About this exercise: Say how many lines of the entries below include "respektive", giving nothing but that number.

Supplied material:

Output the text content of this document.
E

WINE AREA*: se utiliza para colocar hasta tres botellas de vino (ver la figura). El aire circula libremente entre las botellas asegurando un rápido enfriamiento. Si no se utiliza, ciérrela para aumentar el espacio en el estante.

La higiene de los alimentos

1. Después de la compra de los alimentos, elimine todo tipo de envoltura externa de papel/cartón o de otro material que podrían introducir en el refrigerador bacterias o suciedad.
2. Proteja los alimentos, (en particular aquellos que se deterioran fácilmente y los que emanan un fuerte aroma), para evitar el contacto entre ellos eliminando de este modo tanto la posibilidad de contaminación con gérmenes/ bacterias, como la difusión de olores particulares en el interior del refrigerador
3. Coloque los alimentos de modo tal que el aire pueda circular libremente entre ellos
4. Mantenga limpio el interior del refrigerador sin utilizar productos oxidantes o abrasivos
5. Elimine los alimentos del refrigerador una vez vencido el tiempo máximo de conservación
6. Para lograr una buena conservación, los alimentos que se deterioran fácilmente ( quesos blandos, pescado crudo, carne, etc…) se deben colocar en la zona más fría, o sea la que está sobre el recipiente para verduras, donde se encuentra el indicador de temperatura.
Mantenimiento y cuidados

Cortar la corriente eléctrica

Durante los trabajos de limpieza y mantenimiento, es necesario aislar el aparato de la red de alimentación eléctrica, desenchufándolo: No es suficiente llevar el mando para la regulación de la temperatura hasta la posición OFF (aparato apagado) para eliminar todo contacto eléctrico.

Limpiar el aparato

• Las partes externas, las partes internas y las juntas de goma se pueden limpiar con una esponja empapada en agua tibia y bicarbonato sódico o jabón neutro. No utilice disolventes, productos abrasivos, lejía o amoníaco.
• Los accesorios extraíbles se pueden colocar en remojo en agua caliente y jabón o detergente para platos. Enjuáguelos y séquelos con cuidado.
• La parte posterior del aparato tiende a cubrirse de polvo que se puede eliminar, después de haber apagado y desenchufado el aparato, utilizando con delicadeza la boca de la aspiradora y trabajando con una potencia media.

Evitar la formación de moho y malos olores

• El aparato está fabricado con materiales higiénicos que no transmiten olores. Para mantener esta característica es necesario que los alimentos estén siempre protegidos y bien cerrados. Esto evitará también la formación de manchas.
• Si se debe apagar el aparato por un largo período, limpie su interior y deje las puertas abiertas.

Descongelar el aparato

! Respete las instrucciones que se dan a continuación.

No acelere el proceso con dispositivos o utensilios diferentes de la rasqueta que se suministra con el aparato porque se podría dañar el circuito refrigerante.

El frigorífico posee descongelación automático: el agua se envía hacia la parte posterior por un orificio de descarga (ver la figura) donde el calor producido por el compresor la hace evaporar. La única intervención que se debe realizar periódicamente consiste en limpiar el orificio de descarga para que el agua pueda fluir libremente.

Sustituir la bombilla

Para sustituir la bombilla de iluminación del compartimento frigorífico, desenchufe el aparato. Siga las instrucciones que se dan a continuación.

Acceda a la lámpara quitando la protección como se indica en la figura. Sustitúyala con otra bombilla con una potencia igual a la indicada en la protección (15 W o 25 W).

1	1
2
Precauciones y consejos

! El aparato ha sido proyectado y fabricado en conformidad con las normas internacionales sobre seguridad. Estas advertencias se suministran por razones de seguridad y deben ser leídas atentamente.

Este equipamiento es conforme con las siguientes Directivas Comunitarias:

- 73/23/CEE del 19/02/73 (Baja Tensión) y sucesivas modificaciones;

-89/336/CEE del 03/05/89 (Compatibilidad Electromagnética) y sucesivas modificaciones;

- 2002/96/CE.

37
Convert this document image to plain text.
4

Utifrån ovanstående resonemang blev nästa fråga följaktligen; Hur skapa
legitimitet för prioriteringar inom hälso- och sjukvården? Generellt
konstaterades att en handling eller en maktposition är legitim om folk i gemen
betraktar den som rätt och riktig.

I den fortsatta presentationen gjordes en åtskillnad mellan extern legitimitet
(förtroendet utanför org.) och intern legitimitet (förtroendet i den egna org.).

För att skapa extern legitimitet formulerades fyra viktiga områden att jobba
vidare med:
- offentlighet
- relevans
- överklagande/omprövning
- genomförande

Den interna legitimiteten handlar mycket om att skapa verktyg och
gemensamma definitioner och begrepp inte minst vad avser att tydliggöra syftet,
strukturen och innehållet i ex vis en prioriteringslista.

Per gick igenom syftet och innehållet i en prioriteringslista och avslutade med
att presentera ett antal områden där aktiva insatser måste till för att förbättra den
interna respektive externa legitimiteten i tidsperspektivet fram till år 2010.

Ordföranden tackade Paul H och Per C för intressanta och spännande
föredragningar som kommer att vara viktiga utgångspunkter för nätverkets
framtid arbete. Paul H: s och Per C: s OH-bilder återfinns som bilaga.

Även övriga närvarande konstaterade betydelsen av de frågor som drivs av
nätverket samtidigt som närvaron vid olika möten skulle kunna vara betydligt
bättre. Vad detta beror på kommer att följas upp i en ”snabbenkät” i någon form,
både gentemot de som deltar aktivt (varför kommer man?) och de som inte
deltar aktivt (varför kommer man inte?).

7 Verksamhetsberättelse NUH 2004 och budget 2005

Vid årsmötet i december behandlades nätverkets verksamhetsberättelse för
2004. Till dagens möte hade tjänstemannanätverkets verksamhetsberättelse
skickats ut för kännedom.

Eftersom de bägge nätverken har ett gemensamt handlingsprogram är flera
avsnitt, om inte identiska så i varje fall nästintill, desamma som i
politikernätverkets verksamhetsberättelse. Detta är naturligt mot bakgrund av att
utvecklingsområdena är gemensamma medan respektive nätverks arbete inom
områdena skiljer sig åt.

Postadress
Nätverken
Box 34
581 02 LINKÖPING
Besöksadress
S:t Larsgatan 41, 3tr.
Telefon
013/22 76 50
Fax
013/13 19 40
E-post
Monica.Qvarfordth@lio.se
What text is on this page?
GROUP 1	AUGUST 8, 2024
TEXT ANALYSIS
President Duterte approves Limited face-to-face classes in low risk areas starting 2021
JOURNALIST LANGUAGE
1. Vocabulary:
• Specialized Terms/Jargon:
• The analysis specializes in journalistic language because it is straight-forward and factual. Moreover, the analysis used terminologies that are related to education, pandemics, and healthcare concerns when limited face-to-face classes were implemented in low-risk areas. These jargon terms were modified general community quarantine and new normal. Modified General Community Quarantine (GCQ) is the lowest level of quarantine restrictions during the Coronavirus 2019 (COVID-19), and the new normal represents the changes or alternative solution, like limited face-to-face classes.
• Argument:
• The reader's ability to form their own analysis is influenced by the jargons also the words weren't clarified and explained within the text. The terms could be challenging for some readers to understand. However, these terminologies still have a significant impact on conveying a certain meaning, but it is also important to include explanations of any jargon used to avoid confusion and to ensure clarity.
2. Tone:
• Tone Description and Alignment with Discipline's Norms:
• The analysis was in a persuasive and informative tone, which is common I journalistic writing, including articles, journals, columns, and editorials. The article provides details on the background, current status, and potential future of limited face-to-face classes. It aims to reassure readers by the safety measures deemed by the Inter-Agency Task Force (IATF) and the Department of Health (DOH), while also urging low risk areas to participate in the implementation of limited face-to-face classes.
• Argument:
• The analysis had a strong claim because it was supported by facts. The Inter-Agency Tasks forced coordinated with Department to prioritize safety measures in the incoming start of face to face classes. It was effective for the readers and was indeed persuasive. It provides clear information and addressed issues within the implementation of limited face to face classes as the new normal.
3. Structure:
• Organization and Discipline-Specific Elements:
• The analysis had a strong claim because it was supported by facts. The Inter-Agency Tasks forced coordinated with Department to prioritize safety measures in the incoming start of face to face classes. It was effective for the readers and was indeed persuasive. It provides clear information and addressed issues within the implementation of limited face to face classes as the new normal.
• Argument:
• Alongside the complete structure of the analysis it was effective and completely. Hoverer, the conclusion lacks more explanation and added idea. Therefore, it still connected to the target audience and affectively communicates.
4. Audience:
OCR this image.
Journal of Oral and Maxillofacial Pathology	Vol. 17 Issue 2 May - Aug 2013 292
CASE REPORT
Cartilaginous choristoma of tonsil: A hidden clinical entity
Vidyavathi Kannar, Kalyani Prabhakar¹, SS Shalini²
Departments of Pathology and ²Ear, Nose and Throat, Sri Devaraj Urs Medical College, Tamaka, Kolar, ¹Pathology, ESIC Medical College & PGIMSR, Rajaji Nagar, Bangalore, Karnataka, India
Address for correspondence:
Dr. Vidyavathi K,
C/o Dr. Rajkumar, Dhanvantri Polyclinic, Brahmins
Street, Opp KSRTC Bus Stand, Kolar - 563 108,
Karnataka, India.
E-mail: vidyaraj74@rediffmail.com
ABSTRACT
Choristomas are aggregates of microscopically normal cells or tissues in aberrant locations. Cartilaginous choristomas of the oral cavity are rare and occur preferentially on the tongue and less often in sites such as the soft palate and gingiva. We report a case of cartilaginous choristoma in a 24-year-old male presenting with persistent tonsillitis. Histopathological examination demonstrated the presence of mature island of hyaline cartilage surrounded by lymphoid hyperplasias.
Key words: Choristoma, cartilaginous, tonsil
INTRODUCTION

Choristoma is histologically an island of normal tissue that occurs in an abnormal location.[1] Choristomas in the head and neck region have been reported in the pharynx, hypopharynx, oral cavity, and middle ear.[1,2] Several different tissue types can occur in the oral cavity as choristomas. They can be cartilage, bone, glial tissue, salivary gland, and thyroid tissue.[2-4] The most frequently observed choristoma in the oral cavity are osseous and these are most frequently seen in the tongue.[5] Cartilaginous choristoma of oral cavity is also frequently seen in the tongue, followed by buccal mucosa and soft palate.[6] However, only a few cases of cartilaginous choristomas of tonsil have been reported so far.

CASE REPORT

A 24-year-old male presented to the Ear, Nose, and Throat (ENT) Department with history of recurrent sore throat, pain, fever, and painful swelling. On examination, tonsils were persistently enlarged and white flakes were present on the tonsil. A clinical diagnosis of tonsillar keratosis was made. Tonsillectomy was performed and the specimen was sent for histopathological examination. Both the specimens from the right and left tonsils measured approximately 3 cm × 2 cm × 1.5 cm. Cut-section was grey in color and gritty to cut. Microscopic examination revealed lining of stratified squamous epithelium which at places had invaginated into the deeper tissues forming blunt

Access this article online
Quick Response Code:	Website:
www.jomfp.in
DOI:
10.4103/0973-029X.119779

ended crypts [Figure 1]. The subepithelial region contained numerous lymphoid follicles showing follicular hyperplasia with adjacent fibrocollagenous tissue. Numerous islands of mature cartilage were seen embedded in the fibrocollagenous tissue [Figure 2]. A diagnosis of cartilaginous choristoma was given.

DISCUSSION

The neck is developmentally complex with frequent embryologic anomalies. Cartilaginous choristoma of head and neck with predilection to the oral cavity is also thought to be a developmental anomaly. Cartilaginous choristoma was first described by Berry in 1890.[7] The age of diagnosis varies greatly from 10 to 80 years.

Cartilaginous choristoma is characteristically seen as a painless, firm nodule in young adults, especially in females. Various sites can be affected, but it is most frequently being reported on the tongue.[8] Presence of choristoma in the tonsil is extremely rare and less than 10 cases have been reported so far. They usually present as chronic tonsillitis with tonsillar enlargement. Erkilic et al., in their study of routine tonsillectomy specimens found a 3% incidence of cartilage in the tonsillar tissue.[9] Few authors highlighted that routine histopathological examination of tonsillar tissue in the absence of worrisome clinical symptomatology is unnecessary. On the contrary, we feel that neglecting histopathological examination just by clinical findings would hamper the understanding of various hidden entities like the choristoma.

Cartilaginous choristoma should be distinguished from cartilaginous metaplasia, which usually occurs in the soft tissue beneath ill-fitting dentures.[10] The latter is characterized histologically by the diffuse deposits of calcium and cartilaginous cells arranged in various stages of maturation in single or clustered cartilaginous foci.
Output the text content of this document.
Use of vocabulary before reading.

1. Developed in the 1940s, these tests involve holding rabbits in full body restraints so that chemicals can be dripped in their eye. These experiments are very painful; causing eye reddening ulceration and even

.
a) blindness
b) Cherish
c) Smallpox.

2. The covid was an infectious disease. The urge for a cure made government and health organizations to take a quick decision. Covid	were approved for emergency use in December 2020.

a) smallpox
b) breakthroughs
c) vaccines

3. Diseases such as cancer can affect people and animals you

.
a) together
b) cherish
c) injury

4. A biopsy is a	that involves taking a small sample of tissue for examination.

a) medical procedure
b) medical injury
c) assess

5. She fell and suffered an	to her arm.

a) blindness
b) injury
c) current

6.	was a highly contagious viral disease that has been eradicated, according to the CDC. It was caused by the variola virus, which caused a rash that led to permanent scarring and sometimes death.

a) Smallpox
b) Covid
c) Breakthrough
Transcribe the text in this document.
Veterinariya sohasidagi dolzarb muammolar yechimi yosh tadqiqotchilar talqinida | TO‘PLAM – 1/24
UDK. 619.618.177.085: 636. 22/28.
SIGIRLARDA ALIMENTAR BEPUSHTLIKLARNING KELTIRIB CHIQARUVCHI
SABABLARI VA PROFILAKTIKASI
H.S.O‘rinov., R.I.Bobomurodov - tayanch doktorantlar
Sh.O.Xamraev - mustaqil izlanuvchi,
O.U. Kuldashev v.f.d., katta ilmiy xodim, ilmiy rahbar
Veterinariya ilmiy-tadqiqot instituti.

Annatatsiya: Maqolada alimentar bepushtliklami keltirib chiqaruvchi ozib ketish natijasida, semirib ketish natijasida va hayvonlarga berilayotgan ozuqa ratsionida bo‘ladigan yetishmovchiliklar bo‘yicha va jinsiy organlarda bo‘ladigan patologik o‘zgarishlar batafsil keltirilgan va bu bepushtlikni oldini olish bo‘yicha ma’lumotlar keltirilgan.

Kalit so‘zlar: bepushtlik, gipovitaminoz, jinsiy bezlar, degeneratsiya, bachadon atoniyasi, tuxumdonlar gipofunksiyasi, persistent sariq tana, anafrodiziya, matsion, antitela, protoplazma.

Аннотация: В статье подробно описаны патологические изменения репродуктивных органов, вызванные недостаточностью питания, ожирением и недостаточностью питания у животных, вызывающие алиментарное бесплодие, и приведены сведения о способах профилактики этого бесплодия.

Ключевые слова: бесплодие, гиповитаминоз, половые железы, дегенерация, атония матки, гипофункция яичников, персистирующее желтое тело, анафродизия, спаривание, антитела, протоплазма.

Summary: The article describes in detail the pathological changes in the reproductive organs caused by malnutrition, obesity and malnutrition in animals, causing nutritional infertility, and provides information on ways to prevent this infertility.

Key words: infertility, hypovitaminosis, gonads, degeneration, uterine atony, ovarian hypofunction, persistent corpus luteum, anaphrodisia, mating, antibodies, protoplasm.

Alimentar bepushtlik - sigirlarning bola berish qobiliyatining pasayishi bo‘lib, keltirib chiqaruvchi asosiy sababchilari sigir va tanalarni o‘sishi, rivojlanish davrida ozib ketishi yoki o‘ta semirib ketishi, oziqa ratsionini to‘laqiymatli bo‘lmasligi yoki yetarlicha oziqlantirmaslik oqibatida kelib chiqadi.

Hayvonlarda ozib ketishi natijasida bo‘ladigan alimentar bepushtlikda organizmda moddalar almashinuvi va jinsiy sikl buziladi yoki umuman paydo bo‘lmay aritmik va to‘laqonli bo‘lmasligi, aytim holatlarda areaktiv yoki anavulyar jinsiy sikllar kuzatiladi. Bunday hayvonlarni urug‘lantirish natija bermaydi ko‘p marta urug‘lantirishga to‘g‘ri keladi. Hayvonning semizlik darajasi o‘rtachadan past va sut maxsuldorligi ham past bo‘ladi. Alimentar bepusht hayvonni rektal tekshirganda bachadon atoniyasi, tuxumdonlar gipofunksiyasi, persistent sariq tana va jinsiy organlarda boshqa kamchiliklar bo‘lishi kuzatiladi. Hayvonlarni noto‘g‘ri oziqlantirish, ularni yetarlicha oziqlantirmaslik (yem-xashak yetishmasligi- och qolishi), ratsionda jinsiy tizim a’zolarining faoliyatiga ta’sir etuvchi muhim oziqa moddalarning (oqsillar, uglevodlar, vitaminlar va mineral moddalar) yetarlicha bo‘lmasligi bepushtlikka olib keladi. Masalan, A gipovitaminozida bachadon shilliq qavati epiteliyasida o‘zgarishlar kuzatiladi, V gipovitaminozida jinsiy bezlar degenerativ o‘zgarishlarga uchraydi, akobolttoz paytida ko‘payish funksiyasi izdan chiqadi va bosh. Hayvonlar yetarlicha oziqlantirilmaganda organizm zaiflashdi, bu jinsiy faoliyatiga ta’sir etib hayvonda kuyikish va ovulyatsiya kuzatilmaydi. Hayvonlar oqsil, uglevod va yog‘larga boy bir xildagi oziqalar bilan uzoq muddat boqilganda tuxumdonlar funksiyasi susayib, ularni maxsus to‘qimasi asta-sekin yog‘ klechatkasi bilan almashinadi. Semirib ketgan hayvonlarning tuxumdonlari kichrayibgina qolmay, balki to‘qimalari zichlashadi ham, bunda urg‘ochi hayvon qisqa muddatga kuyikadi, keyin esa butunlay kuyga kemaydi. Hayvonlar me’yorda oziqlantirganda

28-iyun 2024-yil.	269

Solution to the exercise: 2